## start SUPPLIED DATA

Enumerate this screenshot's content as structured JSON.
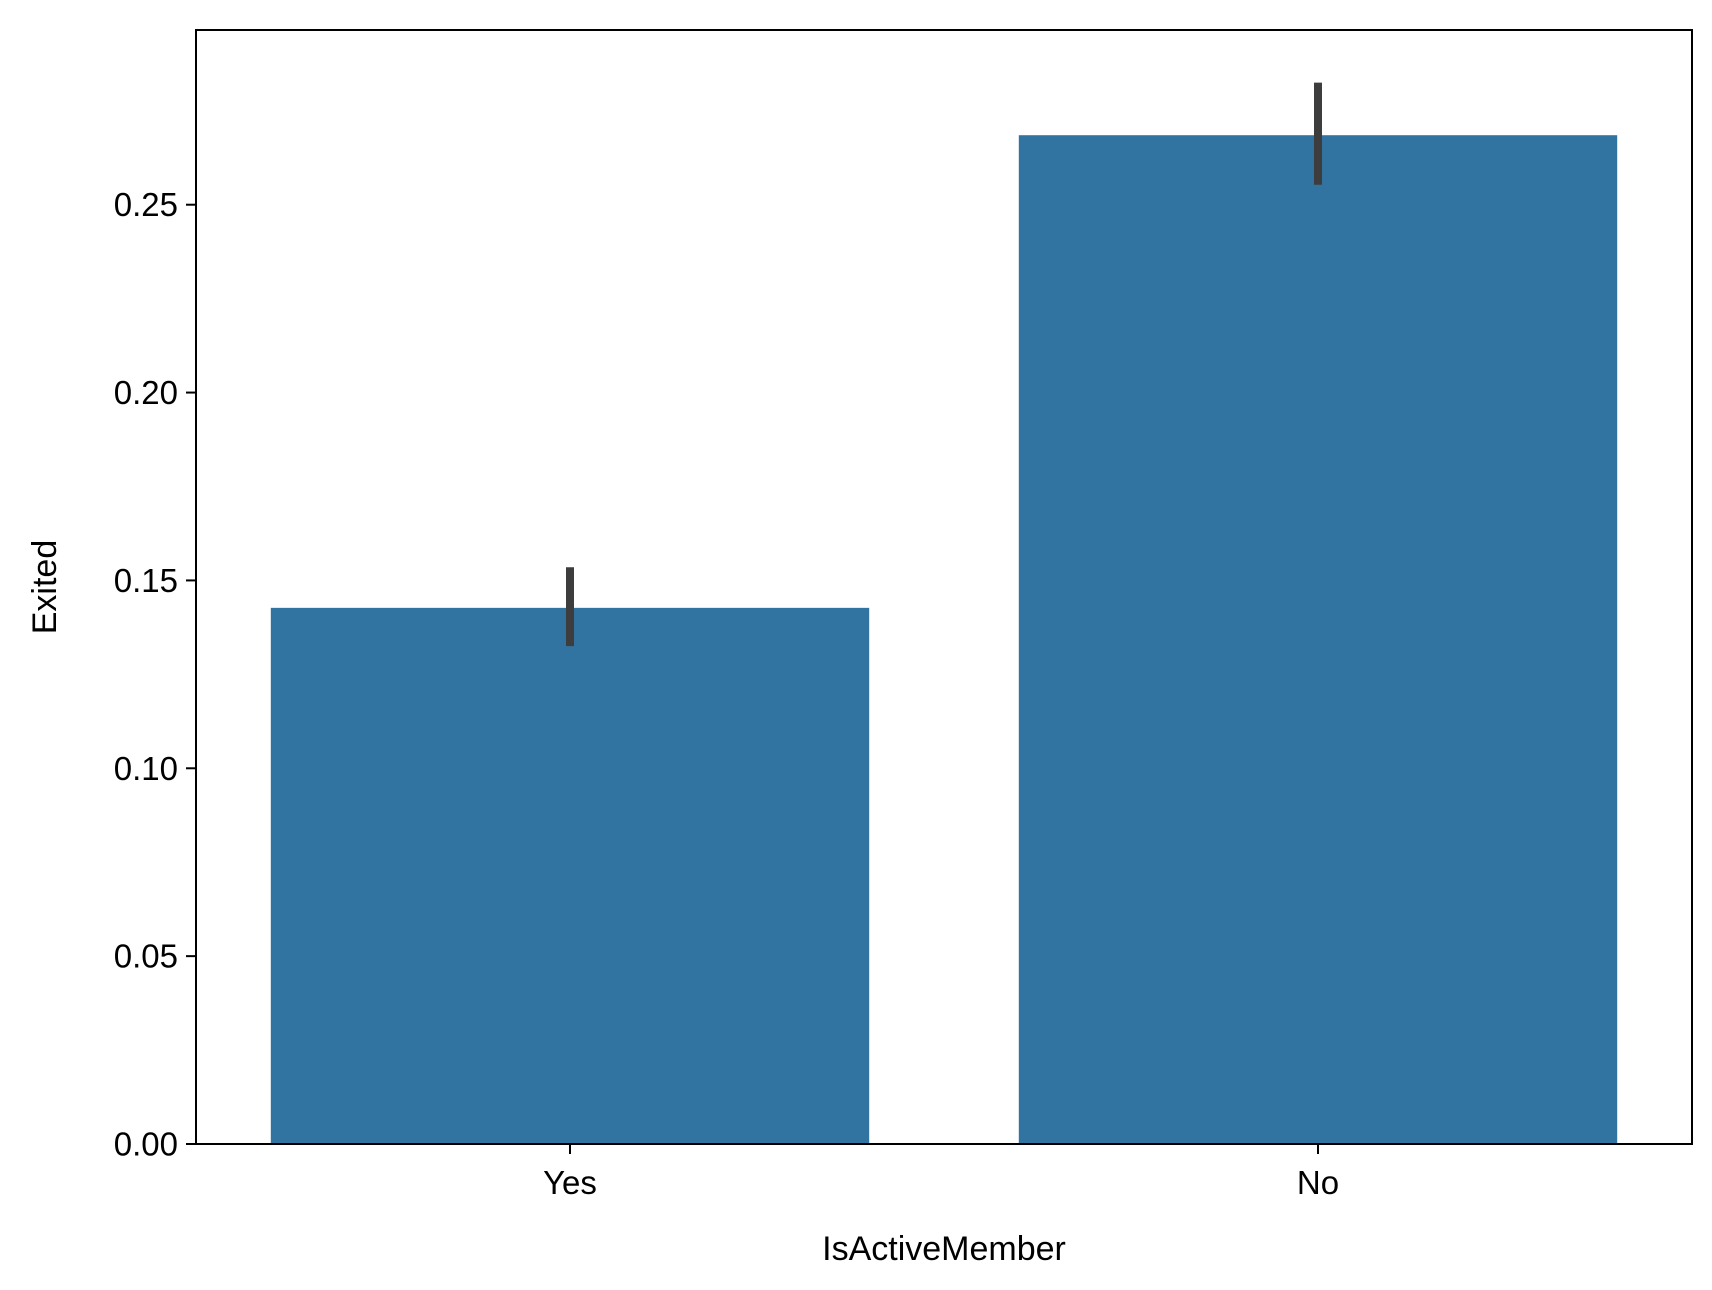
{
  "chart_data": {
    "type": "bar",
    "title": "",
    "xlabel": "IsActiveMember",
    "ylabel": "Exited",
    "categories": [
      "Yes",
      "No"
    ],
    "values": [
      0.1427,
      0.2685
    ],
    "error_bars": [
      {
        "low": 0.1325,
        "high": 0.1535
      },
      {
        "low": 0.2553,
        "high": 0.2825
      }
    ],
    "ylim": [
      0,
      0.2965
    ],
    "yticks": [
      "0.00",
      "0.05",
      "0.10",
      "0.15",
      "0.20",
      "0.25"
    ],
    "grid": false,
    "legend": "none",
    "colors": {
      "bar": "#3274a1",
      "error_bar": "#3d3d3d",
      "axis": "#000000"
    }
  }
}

## end SUPPLIED DATA

§ AIM: Quote the full listing above word for word; exclude every picture from the copy.

§ EXERCISE RESPONSE:
Enumerate this screenshot's content as structured JSON.
{
  "chart_data": {
    "type": "bar",
    "title": "",
    "xlabel": "IsActiveMember",
    "ylabel": "Exited",
    "categories": [
      "Yes",
      "No"
    ],
    "values": [
      0.1427,
      0.2685
    ],
    "error_bars": [
      {
        "low": 0.1325,
        "high": 0.1535
      },
      {
        "low": 0.2553,
        "high": 0.2825
      }
    ],
    "ylim": [
      0,
      0.2965
    ],
    "yticks": [
      "0.00",
      "0.05",
      "0.10",
      "0.15",
      "0.20",
      "0.25"
    ],
    "grid": false,
    "legend": "none",
    "colors": {
      "bar": "#3274a1",
      "error_bar": "#3d3d3d",
      "axis": "#000000"
    }
  }
}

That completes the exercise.